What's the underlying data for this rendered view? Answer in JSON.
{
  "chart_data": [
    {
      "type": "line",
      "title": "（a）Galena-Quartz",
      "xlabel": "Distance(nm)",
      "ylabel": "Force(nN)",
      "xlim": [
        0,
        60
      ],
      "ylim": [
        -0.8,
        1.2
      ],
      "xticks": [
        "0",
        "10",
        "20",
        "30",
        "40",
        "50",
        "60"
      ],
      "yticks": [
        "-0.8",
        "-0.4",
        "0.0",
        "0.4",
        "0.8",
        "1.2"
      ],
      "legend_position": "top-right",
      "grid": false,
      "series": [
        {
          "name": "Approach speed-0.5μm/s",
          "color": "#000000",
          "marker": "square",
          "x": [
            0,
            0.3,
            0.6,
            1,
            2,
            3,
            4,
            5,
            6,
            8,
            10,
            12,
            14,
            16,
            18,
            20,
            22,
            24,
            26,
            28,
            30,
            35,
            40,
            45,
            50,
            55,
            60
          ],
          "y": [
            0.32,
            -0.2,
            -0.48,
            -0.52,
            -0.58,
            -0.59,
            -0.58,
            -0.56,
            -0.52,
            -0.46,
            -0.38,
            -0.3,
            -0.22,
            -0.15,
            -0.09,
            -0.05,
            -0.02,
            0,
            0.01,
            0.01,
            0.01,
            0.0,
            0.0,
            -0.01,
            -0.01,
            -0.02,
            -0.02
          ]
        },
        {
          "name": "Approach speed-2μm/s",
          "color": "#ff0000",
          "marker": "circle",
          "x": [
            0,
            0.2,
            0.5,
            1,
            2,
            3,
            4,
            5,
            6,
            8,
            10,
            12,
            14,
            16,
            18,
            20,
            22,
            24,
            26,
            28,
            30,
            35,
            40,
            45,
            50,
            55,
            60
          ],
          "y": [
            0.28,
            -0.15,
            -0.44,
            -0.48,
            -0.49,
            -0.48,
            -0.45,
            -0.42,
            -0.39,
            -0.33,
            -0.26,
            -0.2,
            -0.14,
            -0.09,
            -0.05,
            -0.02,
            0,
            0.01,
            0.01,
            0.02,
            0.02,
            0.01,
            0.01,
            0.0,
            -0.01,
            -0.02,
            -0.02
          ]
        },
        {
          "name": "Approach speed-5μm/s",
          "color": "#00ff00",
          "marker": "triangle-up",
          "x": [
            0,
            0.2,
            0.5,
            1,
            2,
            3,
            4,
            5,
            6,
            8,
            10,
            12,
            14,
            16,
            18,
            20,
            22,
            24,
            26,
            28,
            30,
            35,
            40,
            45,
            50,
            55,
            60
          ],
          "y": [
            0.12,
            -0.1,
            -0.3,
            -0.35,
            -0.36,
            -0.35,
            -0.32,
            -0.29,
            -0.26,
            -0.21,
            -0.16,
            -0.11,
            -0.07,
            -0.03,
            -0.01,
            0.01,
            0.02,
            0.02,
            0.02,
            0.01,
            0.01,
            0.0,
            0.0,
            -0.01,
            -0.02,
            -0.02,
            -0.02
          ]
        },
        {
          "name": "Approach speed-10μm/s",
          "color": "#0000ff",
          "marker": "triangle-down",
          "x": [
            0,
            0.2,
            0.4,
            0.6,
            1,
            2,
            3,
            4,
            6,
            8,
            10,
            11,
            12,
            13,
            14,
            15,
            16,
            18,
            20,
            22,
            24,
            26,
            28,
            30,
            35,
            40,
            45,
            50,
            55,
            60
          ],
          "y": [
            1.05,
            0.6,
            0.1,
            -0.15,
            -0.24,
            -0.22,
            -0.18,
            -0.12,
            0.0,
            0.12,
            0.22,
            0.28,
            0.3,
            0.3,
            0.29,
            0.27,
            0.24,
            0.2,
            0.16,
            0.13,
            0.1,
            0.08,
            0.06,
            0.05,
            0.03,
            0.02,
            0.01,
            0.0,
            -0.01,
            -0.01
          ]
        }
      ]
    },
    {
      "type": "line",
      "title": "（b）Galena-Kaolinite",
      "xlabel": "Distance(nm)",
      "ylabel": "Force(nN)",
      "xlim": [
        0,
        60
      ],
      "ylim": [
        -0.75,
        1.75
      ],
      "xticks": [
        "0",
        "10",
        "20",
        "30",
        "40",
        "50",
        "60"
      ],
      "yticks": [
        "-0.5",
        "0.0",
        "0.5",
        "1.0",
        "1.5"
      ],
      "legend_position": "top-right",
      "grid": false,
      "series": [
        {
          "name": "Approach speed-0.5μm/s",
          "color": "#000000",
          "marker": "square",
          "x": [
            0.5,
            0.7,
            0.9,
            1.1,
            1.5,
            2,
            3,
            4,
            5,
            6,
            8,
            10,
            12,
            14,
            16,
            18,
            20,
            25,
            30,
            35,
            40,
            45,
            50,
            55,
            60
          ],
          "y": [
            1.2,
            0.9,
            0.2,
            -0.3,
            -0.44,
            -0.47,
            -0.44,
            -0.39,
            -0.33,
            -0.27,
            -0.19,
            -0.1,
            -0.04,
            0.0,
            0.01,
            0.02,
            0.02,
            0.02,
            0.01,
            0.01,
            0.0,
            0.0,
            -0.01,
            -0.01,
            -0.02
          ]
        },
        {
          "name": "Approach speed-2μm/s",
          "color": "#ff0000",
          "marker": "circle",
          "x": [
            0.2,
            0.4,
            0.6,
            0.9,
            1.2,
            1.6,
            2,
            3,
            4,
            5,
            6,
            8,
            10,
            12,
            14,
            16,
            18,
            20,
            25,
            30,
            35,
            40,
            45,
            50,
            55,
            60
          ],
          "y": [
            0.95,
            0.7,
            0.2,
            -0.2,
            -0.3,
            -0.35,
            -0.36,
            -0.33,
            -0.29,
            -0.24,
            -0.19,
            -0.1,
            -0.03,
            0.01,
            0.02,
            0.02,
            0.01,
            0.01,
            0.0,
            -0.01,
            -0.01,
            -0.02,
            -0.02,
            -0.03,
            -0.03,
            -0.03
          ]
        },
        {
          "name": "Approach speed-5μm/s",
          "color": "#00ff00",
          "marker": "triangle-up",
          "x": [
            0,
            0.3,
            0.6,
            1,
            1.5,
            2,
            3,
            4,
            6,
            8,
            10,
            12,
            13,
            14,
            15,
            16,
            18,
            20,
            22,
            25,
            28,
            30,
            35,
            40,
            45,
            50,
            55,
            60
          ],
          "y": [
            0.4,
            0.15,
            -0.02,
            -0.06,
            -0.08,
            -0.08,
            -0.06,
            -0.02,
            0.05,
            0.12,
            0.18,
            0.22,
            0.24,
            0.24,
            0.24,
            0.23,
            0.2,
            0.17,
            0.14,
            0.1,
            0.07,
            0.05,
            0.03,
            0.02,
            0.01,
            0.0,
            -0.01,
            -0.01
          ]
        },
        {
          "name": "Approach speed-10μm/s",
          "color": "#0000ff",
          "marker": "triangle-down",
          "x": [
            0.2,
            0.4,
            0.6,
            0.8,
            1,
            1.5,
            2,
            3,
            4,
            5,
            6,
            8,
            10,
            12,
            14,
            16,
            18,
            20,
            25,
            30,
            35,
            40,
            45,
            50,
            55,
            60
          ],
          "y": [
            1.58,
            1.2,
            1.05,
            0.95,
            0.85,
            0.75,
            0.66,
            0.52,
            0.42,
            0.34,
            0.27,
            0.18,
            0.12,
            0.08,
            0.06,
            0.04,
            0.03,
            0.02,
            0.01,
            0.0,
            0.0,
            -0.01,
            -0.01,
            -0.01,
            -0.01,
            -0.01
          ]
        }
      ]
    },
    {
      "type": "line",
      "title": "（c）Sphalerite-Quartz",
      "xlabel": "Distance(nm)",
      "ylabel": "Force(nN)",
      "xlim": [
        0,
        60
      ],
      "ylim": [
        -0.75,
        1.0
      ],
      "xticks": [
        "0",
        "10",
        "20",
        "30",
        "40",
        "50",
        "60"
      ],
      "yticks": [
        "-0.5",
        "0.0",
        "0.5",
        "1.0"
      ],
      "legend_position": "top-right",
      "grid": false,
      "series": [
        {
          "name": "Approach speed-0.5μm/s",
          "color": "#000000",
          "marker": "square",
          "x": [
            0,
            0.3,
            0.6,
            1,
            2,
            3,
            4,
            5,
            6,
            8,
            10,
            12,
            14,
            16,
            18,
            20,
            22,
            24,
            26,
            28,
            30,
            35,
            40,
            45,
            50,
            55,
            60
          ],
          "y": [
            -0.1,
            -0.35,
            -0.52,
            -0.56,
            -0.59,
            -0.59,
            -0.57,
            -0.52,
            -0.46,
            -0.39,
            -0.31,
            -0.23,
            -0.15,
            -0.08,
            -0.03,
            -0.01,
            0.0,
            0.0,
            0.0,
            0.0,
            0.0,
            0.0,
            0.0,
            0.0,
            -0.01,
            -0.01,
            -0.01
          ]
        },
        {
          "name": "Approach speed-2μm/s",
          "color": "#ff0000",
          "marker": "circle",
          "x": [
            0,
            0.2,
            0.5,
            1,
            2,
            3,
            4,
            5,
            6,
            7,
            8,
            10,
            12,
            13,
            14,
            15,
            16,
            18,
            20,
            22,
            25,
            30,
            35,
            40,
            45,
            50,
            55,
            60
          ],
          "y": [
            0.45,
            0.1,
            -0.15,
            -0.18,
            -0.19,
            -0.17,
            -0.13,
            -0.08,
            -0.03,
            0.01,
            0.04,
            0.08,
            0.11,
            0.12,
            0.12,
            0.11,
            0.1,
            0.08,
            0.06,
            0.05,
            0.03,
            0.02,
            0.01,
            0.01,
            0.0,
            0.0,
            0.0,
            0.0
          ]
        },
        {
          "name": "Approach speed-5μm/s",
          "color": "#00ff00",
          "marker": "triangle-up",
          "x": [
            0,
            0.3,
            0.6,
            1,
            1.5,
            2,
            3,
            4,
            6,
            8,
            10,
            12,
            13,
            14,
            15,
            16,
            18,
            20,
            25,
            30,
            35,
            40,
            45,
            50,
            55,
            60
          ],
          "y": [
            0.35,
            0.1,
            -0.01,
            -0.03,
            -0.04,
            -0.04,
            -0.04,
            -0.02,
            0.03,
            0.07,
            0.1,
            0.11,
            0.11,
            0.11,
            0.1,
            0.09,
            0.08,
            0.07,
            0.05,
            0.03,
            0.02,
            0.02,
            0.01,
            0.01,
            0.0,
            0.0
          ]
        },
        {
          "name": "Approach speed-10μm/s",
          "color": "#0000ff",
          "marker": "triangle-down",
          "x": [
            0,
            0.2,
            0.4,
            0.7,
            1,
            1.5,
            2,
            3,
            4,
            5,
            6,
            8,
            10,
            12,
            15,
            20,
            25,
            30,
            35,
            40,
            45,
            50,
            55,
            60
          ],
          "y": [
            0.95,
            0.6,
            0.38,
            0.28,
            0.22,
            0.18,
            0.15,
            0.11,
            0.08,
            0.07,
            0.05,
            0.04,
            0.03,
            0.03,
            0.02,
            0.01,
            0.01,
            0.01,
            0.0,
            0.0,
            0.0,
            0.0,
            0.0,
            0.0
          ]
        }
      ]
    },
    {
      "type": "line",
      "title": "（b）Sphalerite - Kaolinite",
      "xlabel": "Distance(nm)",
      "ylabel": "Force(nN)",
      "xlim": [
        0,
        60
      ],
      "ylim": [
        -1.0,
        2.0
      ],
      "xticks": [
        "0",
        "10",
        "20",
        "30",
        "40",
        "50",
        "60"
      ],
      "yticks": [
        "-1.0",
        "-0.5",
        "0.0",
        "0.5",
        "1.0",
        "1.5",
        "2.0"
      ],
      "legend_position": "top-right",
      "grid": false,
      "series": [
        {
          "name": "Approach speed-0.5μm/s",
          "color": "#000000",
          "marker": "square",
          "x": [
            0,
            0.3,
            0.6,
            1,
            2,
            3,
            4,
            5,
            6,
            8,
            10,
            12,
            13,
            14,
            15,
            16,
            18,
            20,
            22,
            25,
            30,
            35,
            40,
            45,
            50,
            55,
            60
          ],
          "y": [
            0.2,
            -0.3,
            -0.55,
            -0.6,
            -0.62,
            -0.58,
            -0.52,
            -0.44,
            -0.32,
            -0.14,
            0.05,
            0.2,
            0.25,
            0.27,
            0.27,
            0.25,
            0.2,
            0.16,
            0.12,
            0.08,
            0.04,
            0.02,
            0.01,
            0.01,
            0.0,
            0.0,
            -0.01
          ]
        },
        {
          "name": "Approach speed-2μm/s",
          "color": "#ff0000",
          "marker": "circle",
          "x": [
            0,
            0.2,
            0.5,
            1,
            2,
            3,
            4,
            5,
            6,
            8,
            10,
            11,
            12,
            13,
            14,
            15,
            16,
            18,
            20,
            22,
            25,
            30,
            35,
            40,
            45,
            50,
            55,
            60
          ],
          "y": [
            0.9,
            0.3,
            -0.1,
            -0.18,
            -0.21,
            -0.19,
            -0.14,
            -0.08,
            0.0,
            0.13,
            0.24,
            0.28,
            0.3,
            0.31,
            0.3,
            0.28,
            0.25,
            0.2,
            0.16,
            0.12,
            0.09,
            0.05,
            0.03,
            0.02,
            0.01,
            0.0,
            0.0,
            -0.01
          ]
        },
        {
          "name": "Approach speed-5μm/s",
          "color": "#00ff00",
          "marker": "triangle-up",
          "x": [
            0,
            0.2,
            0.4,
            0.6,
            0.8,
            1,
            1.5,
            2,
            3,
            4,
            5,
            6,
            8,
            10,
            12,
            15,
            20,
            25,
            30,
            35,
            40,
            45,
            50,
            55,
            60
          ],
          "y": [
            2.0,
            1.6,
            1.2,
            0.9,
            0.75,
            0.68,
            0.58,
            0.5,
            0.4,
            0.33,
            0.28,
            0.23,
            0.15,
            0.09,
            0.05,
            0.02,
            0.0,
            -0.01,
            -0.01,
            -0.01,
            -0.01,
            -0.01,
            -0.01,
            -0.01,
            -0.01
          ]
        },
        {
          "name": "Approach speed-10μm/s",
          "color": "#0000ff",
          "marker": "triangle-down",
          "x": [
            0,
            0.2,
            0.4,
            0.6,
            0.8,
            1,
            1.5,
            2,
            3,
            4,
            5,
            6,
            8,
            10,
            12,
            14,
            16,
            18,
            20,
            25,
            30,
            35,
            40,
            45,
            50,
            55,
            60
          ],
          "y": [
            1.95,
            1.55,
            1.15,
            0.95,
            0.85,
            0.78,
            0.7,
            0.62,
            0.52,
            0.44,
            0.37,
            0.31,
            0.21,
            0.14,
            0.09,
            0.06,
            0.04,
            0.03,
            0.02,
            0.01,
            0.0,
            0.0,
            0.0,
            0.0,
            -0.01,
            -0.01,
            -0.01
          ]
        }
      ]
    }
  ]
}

> Exercise aim:
What is the number of lines in the records that contain "Sphalerite"? Give that number only.

> Solution to the exercise:
2